Data for the task >>
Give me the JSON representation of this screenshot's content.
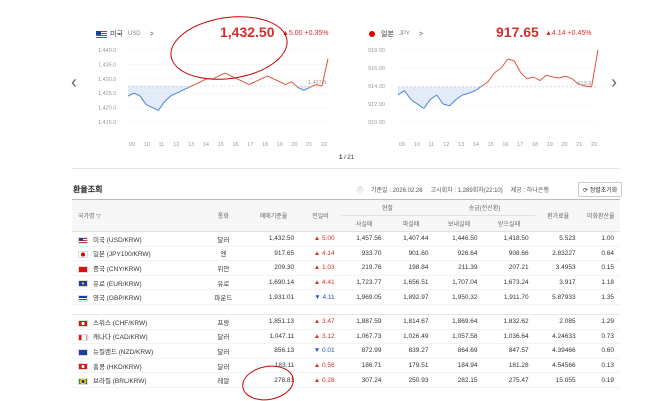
{
  "nav": {
    "prev_icon": "‹",
    "next_icon": "›"
  },
  "usd_panel": {
    "country": "미국",
    "code": "USD",
    "value": "1,432.50",
    "change": "▲5.00",
    "pct": "+0.35%",
    "yticks": [
      "1,440.0",
      "1,435.0",
      "1,430.0",
      "1,425.0",
      "1,420.0",
      "1,415.0"
    ],
    "xticks": [
      "09",
      "10",
      "11",
      "12",
      "13",
      "14",
      "15",
      "16",
      "17",
      "18",
      "19",
      "20",
      "21",
      "22"
    ],
    "last_label": "1,427.5"
  },
  "jpy_panel": {
    "country": "일본",
    "code": "JPY",
    "value": "917.65",
    "change": "▲4.14",
    "pct": "+0.45%",
    "yticks": [
      "918.00",
      "916.00",
      "914.00",
      "912.00",
      "910.00"
    ],
    "xticks": [
      "09",
      "10",
      "11",
      "12",
      "13",
      "14",
      "15",
      "16",
      "17",
      "18",
      "19",
      "20",
      "21",
      "22"
    ],
    "last_label": "913.9"
  },
  "pager": {
    "current": "1",
    "total": "/ 21"
  },
  "rates": {
    "title": "환율조회",
    "base_date": "기준일 : 2026.02.26",
    "notice": "고시회차 : 1,289회차(22:10)",
    "provider": "제공 : 하나은행",
    "refresh": "정렬초기화"
  },
  "headers": {
    "country": "국가명 ▽",
    "unit": "통화",
    "base": "매매기준율",
    "prev": "전일비",
    "cash": "현찰",
    "transfer": "송금(전신환)",
    "exchange": "환가료율",
    "usd_rate": "미화환산율",
    "cash_buy": "사실때",
    "cash_sell": "파실때",
    "send": "보내실때",
    "receive": "받으실때"
  },
  "table_rows": [
    {
      "flag": "us",
      "name": "미국 (USD/KRW)",
      "unit": "달러",
      "base": "1,432.50",
      "dir": "up",
      "prev": "▲ 5.00",
      "cb": "1,457.56",
      "cs": "1,407.44",
      "sd": "1,446.50",
      "rc": "1,418.50",
      "ex": "5.523",
      "ur": "1.00"
    },
    {
      "flag": "jp",
      "name": "일본 (JPY100/KRW)",
      "unit": "엔",
      "base": "917.65",
      "dir": "up",
      "prev": "▲ 4.14",
      "cb": "933.70",
      "cs": "901.60",
      "sd": "926.64",
      "rc": "908.66",
      "ex": "2.83227",
      "ur": "0.64"
    },
    {
      "flag": "cn",
      "name": "중국 (CNY/KRW)",
      "unit": "위안",
      "base": "209.30",
      "dir": "up",
      "prev": "▲ 1.03",
      "cb": "219.76",
      "cs": "198.84",
      "sd": "211.39",
      "rc": "207.21",
      "ex": "3.4953",
      "ur": "0.15"
    },
    {
      "flag": "eu",
      "name": "유로 (EUR/KRW)",
      "unit": "유로",
      "base": "1,690.14",
      "dir": "up",
      "prev": "▲ 4.41",
      "cb": "1,723.77",
      "cs": "1,656.51",
      "sd": "1,707.04",
      "rc": "1,673.24",
      "ex": "3.917",
      "ur": "1.18"
    },
    {
      "flag": "gb",
      "name": "영국 (GBP/KRW)",
      "unit": "파운드",
      "base": "1,931.01",
      "dir": "down",
      "prev": "▼ 4.11",
      "cb": "1,969.05",
      "cs": "1,892.97",
      "sd": "1,950.32",
      "rc": "1,911.70",
      "ex": "5.87933",
      "ur": "1.35"
    },
    {
      "flag": "ch",
      "name": "스위스 (CHF/KRW)",
      "unit": "프랑",
      "base": "1,851.13",
      "dir": "up",
      "prev": "▲ 3.47",
      "cb": "1,887.59",
      "cs": "1,814.67",
      "sd": "1,869.64",
      "rc": "1,832.62",
      "ex": "2.085",
      "ur": "1.29"
    },
    {
      "flag": "ca",
      "name": "캐나다 (CAD/KRW)",
      "unit": "달러",
      "base": "1,047.11",
      "dir": "up",
      "prev": "▲ 3.12",
      "cb": "1,067.73",
      "cs": "1,026.49",
      "sd": "1,057.58",
      "rc": "1,036.64",
      "ex": "4.24633",
      "ur": "0.73"
    },
    {
      "flag": "nz",
      "name": "뉴질랜드 (NZD/KRW)",
      "unit": "달러",
      "base": "856.13",
      "dir": "down",
      "prev": "▼ 0.01",
      "cb": "872.99",
      "cs": "839.27",
      "sd": "864.69",
      "rc": "847.57",
      "ex": "4.39466",
      "ur": "0.60"
    },
    {
      "flag": "hk",
      "name": "홍콩 (HKD/KRW)",
      "unit": "달러",
      "base": "183.11",
      "dir": "up",
      "prev": "▲ 0.56",
      "cb": "186.71",
      "cs": "179.51",
      "sd": "184.94",
      "rc": "181.28",
      "ex": "4.54566",
      "ur": "0.13"
    },
    {
      "flag": "br",
      "name": "브라질 (BRL/KRW)",
      "unit": "레알",
      "base": "278.81",
      "dir": "up",
      "prev": "▲ 0.28",
      "cb": "307.24",
      "cs": "250.93",
      "sd": "282.15",
      "rc": "275.47",
      "ex": "15.055",
      "ur": "0.19"
    }
  ],
  "chart_data": [
    {
      "type": "line",
      "series": [
        {
          "values": [
            1424,
            1425,
            1424,
            1421,
            1420,
            1419,
            1422,
            1424,
            1425,
            1426,
            1427,
            1428,
            1429,
            1430,
            1430,
            1431,
            1432,
            1431,
            1430,
            1429,
            1428,
            1429,
            1430,
            1431,
            1430,
            1429,
            1428,
            1429,
            1427,
            1426,
            1427,
            1428,
            1427.5,
            1437
          ]
        }
      ],
      "ylim": [
        1415,
        1440
      ]
    },
    {
      "type": "line",
      "series": [
        {
          "values": [
            913,
            913.5,
            912.5,
            912,
            911.5,
            912.5,
            913,
            912,
            911.8,
            912.5,
            913,
            913.2,
            913.5,
            914,
            914.5,
            915.5,
            916,
            917,
            916.8,
            915.5,
            914.8,
            915,
            914.6,
            915.2,
            915,
            914.9,
            915.1,
            914.8,
            914.2,
            914,
            913.9,
            918
          ]
        }
      ],
      "ylim": [
        910,
        918
      ]
    }
  ]
}
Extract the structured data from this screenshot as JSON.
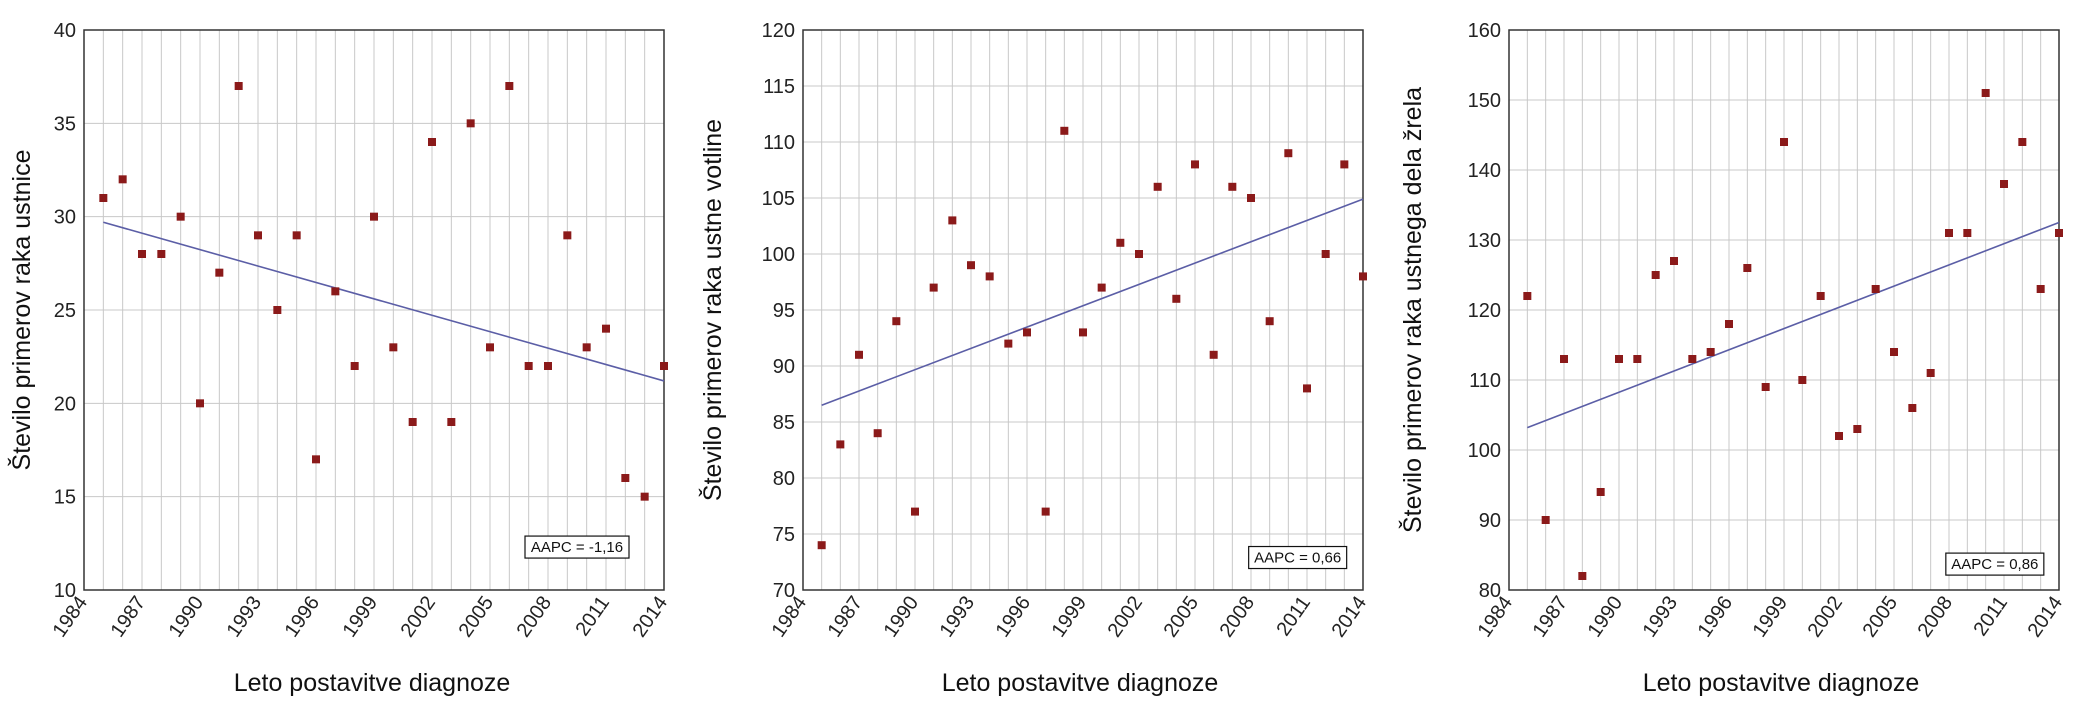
{
  "colors": {
    "point": "#8b1a1a",
    "trend": "#5b5ea6",
    "grid": "#c8c8c8",
    "frame": "#333333",
    "background": "#ffffff"
  },
  "chart_data": [
    {
      "type": "scatter",
      "title": "",
      "xlabel": "Leto postavitve diagnoze",
      "ylabel": "Število primerov raka ustnice",
      "xlim": [
        1984,
        2014
      ],
      "ylim": [
        10,
        40
      ],
      "xticks": [
        "1984",
        "1987",
        "1990",
        "1993",
        "1996",
        "1999",
        "2002",
        "2005",
        "2008",
        "2011",
        "2014"
      ],
      "yticks": [
        "10",
        "15",
        "20",
        "25",
        "30",
        "35",
        "40"
      ],
      "grid": true,
      "x": [
        1985,
        1986,
        1987,
        1988,
        1989,
        1990,
        1991,
        1992,
        1993,
        1994,
        1995,
        1996,
        1997,
        1998,
        1999,
        2000,
        2001,
        2002,
        2003,
        2004,
        2005,
        2006,
        2007,
        2008,
        2009,
        2010,
        2011,
        2012,
        2013,
        2014
      ],
      "y": [
        31,
        32,
        28,
        28,
        30,
        20,
        27,
        37,
        29,
        25,
        29,
        17,
        26,
        22,
        30,
        23,
        19,
        34,
        19,
        35,
        23,
        37,
        22,
        22,
        29,
        23,
        24,
        16,
        15,
        22
      ],
      "trend": {
        "x": [
          1985,
          2014
        ],
        "y": [
          29.7,
          21.2
        ]
      },
      "annotation": "AAPC = -1,16",
      "annotation_pos": {
        "x": 2009.5,
        "y": 12.3
      }
    },
    {
      "type": "scatter",
      "title": "",
      "xlabel": "Leto postavitve diagnoze",
      "ylabel": "Število primerov raka ustne votline",
      "xlim": [
        1984,
        2014
      ],
      "ylim": [
        70,
        120
      ],
      "xticks": [
        "1984",
        "1987",
        "1990",
        "1993",
        "1996",
        "1999",
        "2002",
        "2005",
        "2008",
        "2011",
        "2014"
      ],
      "yticks": [
        "70",
        "75",
        "80",
        "85",
        "90",
        "95",
        "100",
        "105",
        "110",
        "115",
        "120"
      ],
      "grid": true,
      "x": [
        1985,
        1986,
        1987,
        1988,
        1989,
        1990,
        1991,
        1992,
        1993,
        1994,
        1995,
        1996,
        1997,
        1998,
        1999,
        2000,
        2001,
        2002,
        2003,
        2004,
        2005,
        2006,
        2007,
        2008,
        2009,
        2010,
        2011,
        2012,
        2013,
        2014
      ],
      "y": [
        74,
        83,
        91,
        84,
        94,
        77,
        97,
        103,
        99,
        98,
        92,
        93,
        77,
        111,
        93,
        97,
        101,
        100,
        106,
        96,
        108,
        91,
        106,
        105,
        94,
        109,
        88,
        100,
        108,
        98
      ],
      "trend": {
        "x": [
          1985,
          2014
        ],
        "y": [
          86.5,
          104.9
        ]
      },
      "annotation": "AAPC = 0,66",
      "annotation_pos": {
        "x": 2010.5,
        "y": 72.9
      }
    },
    {
      "type": "scatter",
      "title": "",
      "xlabel": "Leto postavitve diagnoze",
      "ylabel": "Število primerov raka ustnega dela žrela",
      "xlim": [
        1984,
        2014
      ],
      "ylim": [
        80,
        160
      ],
      "xticks": [
        "1984",
        "1987",
        "1990",
        "1993",
        "1996",
        "1999",
        "2002",
        "2005",
        "2008",
        "2011",
        "2014"
      ],
      "yticks": [
        "80",
        "90",
        "100",
        "110",
        "120",
        "130",
        "140",
        "150",
        "160"
      ],
      "grid": true,
      "x": [
        1985,
        1986,
        1987,
        1988,
        1989,
        1990,
        1991,
        1992,
        1993,
        1994,
        1995,
        1996,
        1997,
        1998,
        1999,
        2000,
        2001,
        2002,
        2003,
        2004,
        2005,
        2006,
        2007,
        2008,
        2009,
        2010,
        2011,
        2012,
        2013,
        2014
      ],
      "y": [
        122,
        90,
        113,
        82,
        94,
        113,
        113,
        125,
        127,
        113,
        114,
        118,
        126,
        109,
        144,
        110,
        122,
        102,
        103,
        123,
        114,
        106,
        111,
        131,
        131,
        151,
        138,
        144,
        123,
        131
      ],
      "trend": {
        "x": [
          1985,
          2014
        ],
        "y": [
          103.2,
          132.5
        ]
      },
      "annotation": "AAPC = 0,86",
      "annotation_pos": {
        "x": 2010.5,
        "y": 83.7
      }
    }
  ]
}
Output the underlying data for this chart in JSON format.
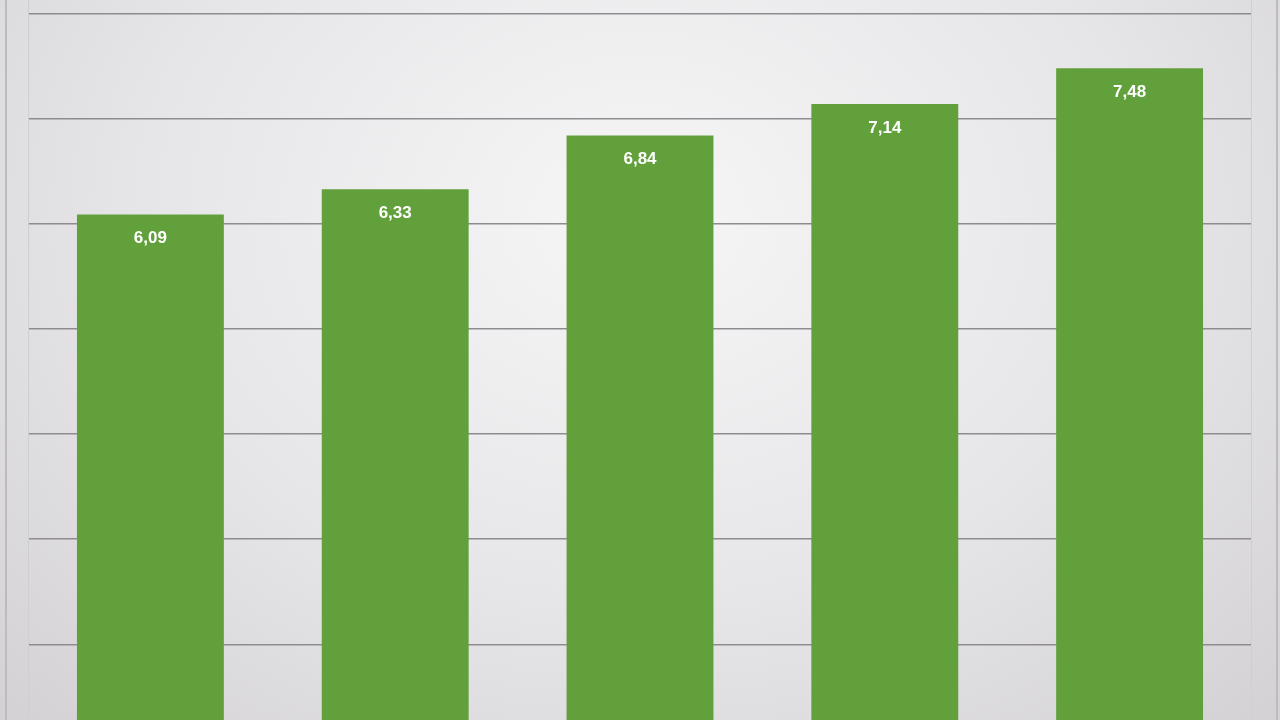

Exercise prompt >>
List the lines of the material in which the word "ylabel" occurs.

Reply to the exercise >>
      "ylabel": "Število primerov raka ustnice",
      "ylabel": "Število primerov raka ustne votline",
      "ylabel": "Število primerov raka ustnega dela žrela",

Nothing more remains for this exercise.